- _SELECTED EXTRACT_:
## Begin
Currenly, I am trying to print out starts like this

when input is 7 , the output is

* 
** 
* 
** 
* 
** 
*

and here my code is , it prints 14 times instead of 7 or when I put N/2 it doesnt print the odd number.

#include <iostream>
using namespace std;

int main () {


    int N;
    cout << " Please enter N " ;
    cin >> N;


    for (int i = 0; i < N ; i++) {

        cout << "*" << endl;

        for (int j = 0; j < 2; j++) {

            cout << "*" ;
        }
        cout << endl;
    }
}
share|improve this question
    
what should it print for even numbers? – juanchopanza May 23 '12 at 15:49
up vote 5 down vote accepted

For each N you are printing two lines, with single * and another with two *. Instead just print single line with either one or two star based on the line is odd or even.

#include <iostream>

int main ()
{
  unsigned int N;
  cout << " Please enter N " ;
  cin >> N;

  for(unsigned int i = 0; i < N; ++i)
  {
    if(i%2 == 0)
    {
      std::cout << "*" << std::endl;
    }
    else
    {
      std::cout << "**" << std::endl;
    }
  }
}

(Untested code)

share|improve this answer
    
Yessir, I got the main idea. I should've checked whether its even or odd in my loop. Thank you very much – Yeliz Il May 23 '12 at 15:54

Can't you just go like this :

for (int i = 0; i < N ; i++) {

    if (i%2 == 0)
    {
        cout << "**" << endl;
    }
    else
    {
        cout << "*" << endl;
    }
}

In your case, for each of your N iterations, you print , jump to a new line, print *, and then jump to a new iteration. So 14 lines when N is 7.
## End
Data listing
## Begin
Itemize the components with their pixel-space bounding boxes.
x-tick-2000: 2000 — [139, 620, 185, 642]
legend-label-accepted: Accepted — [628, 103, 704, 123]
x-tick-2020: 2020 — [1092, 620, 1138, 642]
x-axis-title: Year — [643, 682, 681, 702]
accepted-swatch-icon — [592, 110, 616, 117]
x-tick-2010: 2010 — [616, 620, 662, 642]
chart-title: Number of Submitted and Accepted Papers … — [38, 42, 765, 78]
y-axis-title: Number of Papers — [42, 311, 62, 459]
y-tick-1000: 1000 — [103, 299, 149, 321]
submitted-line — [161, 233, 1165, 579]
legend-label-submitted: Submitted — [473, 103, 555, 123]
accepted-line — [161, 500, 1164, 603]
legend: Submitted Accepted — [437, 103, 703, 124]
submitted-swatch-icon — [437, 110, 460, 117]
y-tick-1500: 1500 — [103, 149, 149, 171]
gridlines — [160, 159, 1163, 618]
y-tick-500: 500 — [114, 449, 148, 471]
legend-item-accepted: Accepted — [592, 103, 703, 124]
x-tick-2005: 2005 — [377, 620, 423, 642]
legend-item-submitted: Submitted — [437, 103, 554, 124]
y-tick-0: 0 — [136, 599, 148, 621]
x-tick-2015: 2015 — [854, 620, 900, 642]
## End
- _REQUIRED WORK_: Copy the thread again starting with "when input is" and going on through "the odd number.", but switch "output" to "result".

- _IN RESPONSE_:
when input is 7 , the result is

* 
** 
* 
** 
* 
** 
*

and here my code is , it prints 14 times instead of 7 or when I put N/2 it doesnt print the odd number.